Task instructions: For the material that follows, list every line containing the word "Pass".

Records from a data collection
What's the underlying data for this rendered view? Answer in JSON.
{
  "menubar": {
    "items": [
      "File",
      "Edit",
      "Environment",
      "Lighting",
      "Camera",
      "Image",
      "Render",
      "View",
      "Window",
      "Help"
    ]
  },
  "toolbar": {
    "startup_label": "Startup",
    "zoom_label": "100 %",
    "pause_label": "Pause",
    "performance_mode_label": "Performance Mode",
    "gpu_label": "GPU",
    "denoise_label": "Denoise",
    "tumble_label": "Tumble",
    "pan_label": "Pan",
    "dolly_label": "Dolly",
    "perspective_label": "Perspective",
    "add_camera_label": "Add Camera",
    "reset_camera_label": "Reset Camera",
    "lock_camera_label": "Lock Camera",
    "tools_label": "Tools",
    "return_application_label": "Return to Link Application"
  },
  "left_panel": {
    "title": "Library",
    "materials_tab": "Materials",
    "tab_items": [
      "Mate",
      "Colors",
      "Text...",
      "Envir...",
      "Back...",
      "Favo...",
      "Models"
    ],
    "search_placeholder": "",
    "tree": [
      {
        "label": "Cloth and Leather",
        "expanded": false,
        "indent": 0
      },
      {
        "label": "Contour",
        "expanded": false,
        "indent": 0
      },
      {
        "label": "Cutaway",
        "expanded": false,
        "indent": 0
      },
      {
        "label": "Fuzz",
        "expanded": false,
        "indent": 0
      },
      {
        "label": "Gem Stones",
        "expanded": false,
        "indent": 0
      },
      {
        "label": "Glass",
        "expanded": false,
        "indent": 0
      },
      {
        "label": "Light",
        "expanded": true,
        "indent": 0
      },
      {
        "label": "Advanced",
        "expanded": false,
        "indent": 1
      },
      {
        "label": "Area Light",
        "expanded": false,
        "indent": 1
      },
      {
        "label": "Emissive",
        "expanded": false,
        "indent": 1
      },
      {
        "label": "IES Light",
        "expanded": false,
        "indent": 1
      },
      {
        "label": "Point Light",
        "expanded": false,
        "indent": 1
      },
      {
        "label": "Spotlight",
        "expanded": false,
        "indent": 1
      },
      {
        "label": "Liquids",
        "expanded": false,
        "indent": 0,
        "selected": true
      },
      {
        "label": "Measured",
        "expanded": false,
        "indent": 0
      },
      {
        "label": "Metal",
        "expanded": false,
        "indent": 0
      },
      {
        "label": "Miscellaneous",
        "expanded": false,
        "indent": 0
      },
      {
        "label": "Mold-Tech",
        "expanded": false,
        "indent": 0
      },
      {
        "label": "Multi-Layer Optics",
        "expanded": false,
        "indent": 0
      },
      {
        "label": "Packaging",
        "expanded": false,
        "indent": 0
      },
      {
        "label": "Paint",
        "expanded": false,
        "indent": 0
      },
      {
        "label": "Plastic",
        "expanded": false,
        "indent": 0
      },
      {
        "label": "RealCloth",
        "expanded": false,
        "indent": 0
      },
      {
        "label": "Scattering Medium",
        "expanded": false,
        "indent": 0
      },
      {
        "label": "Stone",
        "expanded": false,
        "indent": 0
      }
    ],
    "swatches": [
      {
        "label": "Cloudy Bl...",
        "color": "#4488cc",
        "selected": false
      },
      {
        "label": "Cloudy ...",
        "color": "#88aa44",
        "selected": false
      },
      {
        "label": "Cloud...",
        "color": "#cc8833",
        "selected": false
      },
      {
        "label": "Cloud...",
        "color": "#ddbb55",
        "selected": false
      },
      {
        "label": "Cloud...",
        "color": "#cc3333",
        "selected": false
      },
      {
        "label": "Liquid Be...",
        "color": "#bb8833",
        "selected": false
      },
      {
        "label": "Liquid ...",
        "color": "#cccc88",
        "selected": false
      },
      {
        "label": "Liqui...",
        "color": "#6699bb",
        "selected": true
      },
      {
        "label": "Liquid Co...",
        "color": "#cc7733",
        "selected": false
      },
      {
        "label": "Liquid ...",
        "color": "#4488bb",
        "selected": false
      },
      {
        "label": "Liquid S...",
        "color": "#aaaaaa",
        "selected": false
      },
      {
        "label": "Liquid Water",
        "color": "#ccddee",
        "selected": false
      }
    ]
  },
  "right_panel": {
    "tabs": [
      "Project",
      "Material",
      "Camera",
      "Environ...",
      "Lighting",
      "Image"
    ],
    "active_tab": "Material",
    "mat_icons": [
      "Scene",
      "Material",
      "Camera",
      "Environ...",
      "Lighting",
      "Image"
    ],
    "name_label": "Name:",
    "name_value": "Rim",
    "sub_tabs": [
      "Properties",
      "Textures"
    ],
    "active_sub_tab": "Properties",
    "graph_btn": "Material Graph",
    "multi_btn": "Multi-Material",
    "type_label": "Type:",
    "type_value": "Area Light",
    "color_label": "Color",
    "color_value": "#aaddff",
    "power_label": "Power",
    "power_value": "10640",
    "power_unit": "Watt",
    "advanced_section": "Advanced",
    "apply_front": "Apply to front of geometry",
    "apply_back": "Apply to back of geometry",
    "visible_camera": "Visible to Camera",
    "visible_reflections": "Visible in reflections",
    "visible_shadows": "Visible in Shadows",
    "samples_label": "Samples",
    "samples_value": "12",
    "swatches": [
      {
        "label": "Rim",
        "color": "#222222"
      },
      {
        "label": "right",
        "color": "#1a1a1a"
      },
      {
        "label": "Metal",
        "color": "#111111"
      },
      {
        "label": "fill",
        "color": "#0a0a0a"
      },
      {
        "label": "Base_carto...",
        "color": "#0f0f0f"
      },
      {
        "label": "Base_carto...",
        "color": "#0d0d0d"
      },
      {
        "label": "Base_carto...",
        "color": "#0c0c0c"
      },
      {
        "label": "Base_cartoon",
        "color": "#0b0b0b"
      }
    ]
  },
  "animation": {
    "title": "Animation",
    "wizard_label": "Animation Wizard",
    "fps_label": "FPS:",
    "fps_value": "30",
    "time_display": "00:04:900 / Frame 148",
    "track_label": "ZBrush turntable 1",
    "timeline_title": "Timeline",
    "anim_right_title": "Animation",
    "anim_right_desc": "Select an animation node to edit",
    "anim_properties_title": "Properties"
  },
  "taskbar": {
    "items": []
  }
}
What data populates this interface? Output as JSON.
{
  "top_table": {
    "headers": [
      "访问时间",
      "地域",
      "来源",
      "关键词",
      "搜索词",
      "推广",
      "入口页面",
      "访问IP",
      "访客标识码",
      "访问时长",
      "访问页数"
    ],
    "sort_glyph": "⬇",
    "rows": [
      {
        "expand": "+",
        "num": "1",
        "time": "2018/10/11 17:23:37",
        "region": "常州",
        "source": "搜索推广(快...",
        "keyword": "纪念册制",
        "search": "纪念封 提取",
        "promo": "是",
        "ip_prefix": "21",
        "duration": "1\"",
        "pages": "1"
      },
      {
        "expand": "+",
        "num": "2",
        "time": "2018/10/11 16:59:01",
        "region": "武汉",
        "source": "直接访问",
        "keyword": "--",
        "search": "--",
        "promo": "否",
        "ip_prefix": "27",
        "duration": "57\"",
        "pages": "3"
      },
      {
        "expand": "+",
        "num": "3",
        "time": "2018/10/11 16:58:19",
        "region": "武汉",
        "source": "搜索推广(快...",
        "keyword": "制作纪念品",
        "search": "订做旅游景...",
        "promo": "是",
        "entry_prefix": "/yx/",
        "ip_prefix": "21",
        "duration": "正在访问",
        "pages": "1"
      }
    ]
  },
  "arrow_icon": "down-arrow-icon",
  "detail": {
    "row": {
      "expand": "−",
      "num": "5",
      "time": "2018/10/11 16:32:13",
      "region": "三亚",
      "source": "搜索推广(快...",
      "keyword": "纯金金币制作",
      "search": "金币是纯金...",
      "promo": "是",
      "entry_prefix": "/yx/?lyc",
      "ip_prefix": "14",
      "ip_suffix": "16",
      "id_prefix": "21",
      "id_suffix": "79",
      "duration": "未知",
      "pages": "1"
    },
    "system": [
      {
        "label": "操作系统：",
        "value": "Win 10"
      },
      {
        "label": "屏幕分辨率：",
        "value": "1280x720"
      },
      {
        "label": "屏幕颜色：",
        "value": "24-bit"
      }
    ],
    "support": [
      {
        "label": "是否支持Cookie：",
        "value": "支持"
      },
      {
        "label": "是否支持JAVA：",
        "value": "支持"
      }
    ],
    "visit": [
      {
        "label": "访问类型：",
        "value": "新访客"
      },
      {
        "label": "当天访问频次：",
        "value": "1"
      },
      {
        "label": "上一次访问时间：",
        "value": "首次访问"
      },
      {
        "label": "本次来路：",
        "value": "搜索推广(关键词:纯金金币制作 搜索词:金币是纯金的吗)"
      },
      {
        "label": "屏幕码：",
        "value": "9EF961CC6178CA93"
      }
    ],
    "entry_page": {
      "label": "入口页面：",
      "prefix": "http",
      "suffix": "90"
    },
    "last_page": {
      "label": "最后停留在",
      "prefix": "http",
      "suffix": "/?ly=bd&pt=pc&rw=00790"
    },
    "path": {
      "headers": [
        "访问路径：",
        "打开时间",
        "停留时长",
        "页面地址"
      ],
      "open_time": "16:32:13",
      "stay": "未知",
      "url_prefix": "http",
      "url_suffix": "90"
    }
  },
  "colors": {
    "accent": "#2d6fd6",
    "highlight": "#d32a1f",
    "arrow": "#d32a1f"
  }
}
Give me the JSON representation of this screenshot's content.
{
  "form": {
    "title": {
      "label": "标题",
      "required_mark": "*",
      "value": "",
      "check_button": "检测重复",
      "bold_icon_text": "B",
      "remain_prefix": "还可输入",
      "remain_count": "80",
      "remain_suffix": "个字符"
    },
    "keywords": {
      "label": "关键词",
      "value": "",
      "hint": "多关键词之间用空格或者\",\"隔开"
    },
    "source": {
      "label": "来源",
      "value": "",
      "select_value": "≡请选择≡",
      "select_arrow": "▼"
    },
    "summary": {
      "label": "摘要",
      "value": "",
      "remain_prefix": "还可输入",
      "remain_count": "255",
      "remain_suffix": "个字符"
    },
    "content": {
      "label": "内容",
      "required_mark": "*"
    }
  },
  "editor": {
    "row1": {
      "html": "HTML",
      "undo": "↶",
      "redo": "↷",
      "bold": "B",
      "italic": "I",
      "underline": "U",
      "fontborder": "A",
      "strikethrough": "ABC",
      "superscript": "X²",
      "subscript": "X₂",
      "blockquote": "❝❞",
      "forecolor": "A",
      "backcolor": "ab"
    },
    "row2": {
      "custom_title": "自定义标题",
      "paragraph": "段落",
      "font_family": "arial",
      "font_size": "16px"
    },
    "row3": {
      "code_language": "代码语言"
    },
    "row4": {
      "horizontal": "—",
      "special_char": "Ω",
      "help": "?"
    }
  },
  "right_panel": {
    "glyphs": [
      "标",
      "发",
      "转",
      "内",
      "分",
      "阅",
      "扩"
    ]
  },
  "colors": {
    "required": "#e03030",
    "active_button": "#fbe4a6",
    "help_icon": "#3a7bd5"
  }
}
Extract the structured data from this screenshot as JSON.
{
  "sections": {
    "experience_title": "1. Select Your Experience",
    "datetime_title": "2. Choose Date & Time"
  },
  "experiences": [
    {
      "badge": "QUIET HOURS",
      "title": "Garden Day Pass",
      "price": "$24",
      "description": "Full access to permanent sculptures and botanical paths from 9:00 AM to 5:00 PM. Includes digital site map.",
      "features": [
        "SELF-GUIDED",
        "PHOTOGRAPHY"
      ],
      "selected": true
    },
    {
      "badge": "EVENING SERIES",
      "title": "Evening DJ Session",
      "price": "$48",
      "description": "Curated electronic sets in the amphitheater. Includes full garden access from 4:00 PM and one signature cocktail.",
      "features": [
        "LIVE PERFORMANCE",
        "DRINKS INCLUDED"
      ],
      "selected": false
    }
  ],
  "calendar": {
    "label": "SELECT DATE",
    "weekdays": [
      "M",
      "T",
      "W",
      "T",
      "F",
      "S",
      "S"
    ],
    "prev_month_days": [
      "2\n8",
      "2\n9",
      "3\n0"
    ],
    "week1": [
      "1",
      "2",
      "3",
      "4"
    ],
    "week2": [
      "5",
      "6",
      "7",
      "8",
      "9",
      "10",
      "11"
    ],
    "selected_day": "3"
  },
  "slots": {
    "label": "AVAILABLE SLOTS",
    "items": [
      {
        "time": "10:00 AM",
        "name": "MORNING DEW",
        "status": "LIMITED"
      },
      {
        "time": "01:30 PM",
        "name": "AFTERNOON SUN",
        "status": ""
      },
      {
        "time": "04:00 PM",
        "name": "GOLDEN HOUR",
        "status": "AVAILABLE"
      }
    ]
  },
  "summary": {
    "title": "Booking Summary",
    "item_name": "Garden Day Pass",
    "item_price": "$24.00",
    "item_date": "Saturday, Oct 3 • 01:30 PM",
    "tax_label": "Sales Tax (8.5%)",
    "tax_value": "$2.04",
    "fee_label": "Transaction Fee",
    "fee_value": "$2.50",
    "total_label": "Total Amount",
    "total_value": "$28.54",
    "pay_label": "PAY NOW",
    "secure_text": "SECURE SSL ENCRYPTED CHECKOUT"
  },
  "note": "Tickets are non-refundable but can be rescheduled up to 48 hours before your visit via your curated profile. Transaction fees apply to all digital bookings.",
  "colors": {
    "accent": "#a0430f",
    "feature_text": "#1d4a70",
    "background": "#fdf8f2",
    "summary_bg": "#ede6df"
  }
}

Written solution:
      "title": "Garden Day Pass",
    "item_name": "Garden Day Pass",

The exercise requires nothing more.